§ Extracted material:
-.-.-
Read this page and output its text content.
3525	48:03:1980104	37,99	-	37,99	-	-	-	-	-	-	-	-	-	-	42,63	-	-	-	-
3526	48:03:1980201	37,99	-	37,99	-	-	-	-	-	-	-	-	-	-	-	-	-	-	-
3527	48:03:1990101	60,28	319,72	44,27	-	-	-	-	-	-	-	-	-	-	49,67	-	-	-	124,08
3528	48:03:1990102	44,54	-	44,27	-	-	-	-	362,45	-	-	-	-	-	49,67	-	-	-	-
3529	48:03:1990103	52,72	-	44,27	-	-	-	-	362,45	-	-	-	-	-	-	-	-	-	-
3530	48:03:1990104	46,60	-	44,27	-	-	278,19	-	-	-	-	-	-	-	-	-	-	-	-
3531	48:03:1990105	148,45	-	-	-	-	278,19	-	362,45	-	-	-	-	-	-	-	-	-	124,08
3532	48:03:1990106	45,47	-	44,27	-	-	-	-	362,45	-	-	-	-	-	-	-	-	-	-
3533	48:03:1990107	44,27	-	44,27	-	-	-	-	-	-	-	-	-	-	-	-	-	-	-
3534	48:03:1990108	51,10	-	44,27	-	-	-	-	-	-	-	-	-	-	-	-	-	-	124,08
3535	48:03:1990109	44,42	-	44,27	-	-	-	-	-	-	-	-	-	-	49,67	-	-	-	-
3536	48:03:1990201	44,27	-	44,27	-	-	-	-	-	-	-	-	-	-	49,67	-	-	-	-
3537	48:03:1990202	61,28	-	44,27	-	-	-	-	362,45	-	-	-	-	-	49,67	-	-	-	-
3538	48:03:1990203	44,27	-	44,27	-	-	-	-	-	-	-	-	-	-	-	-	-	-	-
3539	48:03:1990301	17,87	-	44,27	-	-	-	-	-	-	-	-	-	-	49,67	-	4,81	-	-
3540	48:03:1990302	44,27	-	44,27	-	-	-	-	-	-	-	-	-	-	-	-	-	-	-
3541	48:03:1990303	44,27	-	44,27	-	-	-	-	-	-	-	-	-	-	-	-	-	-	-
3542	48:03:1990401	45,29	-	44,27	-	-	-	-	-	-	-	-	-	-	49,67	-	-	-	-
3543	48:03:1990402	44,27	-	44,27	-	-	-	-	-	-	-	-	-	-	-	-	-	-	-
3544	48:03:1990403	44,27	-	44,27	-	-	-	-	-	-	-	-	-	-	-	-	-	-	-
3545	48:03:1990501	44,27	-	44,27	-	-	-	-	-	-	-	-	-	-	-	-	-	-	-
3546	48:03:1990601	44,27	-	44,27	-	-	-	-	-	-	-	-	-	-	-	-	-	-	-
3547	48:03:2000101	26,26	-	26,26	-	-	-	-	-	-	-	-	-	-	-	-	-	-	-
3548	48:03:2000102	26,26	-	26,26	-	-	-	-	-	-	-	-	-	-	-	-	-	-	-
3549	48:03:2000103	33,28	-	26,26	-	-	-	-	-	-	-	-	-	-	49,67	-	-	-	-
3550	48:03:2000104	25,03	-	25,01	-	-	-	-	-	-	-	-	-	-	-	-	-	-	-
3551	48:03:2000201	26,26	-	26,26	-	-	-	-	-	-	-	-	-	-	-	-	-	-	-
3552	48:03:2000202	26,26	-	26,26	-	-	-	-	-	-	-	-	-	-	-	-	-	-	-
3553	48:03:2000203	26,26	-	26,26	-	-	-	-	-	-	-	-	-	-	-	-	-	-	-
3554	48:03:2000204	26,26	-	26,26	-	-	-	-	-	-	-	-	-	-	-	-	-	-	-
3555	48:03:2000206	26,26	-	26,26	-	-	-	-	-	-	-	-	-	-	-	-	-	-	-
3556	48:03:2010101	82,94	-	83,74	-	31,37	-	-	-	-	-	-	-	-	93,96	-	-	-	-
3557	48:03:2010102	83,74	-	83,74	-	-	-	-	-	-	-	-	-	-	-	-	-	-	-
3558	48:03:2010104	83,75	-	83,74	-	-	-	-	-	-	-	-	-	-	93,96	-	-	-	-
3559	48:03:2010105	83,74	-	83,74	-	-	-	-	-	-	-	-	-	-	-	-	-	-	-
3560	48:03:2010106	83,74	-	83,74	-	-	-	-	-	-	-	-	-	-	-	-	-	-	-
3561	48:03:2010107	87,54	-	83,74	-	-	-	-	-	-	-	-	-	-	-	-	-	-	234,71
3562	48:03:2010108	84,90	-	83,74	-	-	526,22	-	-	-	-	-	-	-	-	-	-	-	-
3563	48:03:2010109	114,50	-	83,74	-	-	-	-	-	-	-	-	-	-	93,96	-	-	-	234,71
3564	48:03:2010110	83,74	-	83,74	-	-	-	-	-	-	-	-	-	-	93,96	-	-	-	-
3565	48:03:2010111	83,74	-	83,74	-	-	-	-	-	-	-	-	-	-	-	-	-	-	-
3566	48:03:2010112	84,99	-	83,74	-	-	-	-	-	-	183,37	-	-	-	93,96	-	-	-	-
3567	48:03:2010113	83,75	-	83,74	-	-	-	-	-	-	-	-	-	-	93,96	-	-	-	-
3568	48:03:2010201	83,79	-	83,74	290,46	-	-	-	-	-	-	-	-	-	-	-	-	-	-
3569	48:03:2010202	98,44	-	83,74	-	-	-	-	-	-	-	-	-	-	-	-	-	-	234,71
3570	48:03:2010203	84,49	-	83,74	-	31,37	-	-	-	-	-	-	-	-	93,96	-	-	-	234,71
-.-.-
§ Written request: Extract the complete listing verbatim.

§ Answer for the task:
Read this page and output its text content.
3525	48:03:1980104	37,99	-	37,99	-	-	-	-	-	-	-	-	-	-	42,63	-	-	-	-
3526	48:03:1980201	37,99	-	37,99	-	-	-	-	-	-	-	-	-	-	-	-	-	-	-
3527	48:03:1990101	60,28	319,72	44,27	-	-	-	-	-	-	-	-	-	-	49,67	-	-	-	124,08
3528	48:03:1990102	44,54	-	44,27	-	-	-	-	362,45	-	-	-	-	-	49,67	-	-	-	-
3529	48:03:1990103	52,72	-	44,27	-	-	-	-	362,45	-	-	-	-	-	-	-	-	-	-
3530	48:03:1990104	46,60	-	44,27	-	-	278,19	-	-	-	-	-	-	-	-	-	-	-	-
3531	48:03:1990105	148,45	-	-	-	-	278,19	-	362,45	-	-	-	-	-	-	-	-	-	124,08
3532	48:03:1990106	45,47	-	44,27	-	-	-	-	362,45	-	-	-	-	-	-	-	-	-	-
3533	48:03:1990107	44,27	-	44,27	-	-	-	-	-	-	-	-	-	-	-	-	-	-	-
3534	48:03:1990108	51,10	-	44,27	-	-	-	-	-	-	-	-	-	-	-	-	-	-	124,08
3535	48:03:1990109	44,42	-	44,27	-	-	-	-	-	-	-	-	-	-	49,67	-	-	-	-
3536	48:03:1990201	44,27	-	44,27	-	-	-	-	-	-	-	-	-	-	49,67	-	-	-	-
3537	48:03:1990202	61,28	-	44,27	-	-	-	-	362,45	-	-	-	-	-	49,67	-	-	-	-
3538	48:03:1990203	44,27	-	44,27	-	-	-	-	-	-	-	-	-	-	-	-	-	-	-
3539	48:03:1990301	17,87	-	44,27	-	-	-	-	-	-	-	-	-	-	49,67	-	4,81	-	-
3540	48:03:1990302	44,27	-	44,27	-	-	-	-	-	-	-	-	-	-	-	-	-	-	-
3541	48:03:1990303	44,27	-	44,27	-	-	-	-	-	-	-	-	-	-	-	-	-	-	-
3542	48:03:1990401	45,29	-	44,27	-	-	-	-	-	-	-	-	-	-	49,67	-	-	-	-
3543	48:03:1990402	44,27	-	44,27	-	-	-	-	-	-	-	-	-	-	-	-	-	-	-
3544	48:03:1990403	44,27	-	44,27	-	-	-	-	-	-	-	-	-	-	-	-	-	-	-
3545	48:03:1990501	44,27	-	44,27	-	-	-	-	-	-	-	-	-	-	-	-	-	-	-
3546	48:03:1990601	44,27	-	44,27	-	-	-	-	-	-	-	-	-	-	-	-	-	-	-
3547	48:03:2000101	26,26	-	26,26	-	-	-	-	-	-	-	-	-	-	-	-	-	-	-
3548	48:03:2000102	26,26	-	26,26	-	-	-	-	-	-	-	-	-	-	-	-	-	-	-
3549	48:03:2000103	33,28	-	26,26	-	-	-	-	-	-	-	-	-	-	49,67	-	-	-	-
3550	48:03:2000104	25,03	-	25,01	-	-	-	-	-	-	-	-	-	-	-	-	-	-	-
3551	48:03:2000201	26,26	-	26,26	-	-	-	-	-	-	-	-	-	-	-	-	-	-	-
3552	48:03:2000202	26,26	-	26,26	-	-	-	-	-	-	-	-	-	-	-	-	-	-	-
3553	48:03:2000203	26,26	-	26,26	-	-	-	-	-	-	-	-	-	-	-	-	-	-	-
3554	48:03:2000204	26,26	-	26,26	-	-	-	-	-	-	-	-	-	-	-	-	-	-	-
3555	48:03:2000206	26,26	-	26,26	-	-	-	-	-	-	-	-	-	-	-	-	-	-	-
3556	48:03:2010101	82,94	-	83,74	-	31,37	-	-	-	-	-	-	-	-	93,96	-	-	-	-
3557	48:03:2010102	83,74	-	83,74	-	-	-	-	-	-	-	-	-	-	-	-	-	-	-
3558	48:03:2010104	83,75	-	83,74	-	-	-	-	-	-	-	-	-	-	93,96	-	-	-	-
3559	48:03:2010105	83,74	-	83,74	-	-	-	-	-	-	-	-	-	-	-	-	-	-	-
3560	48:03:2010106	83,74	-	83,74	-	-	-	-	-	-	-	-	-	-	-	-	-	-	-
3561	48:03:2010107	87,54	-	83,74	-	-	-	-	-	-	-	-	-	-	-	-	-	-	234,71
3562	48:03:2010108	84,90	-	83,74	-	-	526,22	-	-	-	-	-	-	-	-	-	-	-	-
3563	48:03:2010109	114,50	-	83,74	-	-	-	-	-	-	-	-	-	-	93,96	-	-	-	234,71
3564	48:03:2010110	83,74	-	83,74	-	-	-	-	-	-	-	-	-	-	93,96	-	-	-	-
3565	48:03:2010111	83,74	-	83,74	-	-	-	-	-	-	-	-	-	-	-	-	-	-	-
3566	48:03:2010112	84,99	-	83,74	-	-	-	-	-	-	183,37	-	-	-	93,96	-	-	-	-
3567	48:03:2010113	83,75	-	83,74	-	-	-	-	-	-	-	-	-	-	93,96	-	-	-	-
3568	48:03:2010201	83,79	-	83,74	290,46	-	-	-	-	-	-	-	-	-	-	-	-	-	-
3569	48:03:2010202	98,44	-	83,74	-	-	-	-	-	-	-	-	-	-	-	-	-	-	234,71
3570	48:03:2010203	84,49	-	83,74	-	31,37	-	-	-	-	-	-	-	-	93,96	-	-	-	234,71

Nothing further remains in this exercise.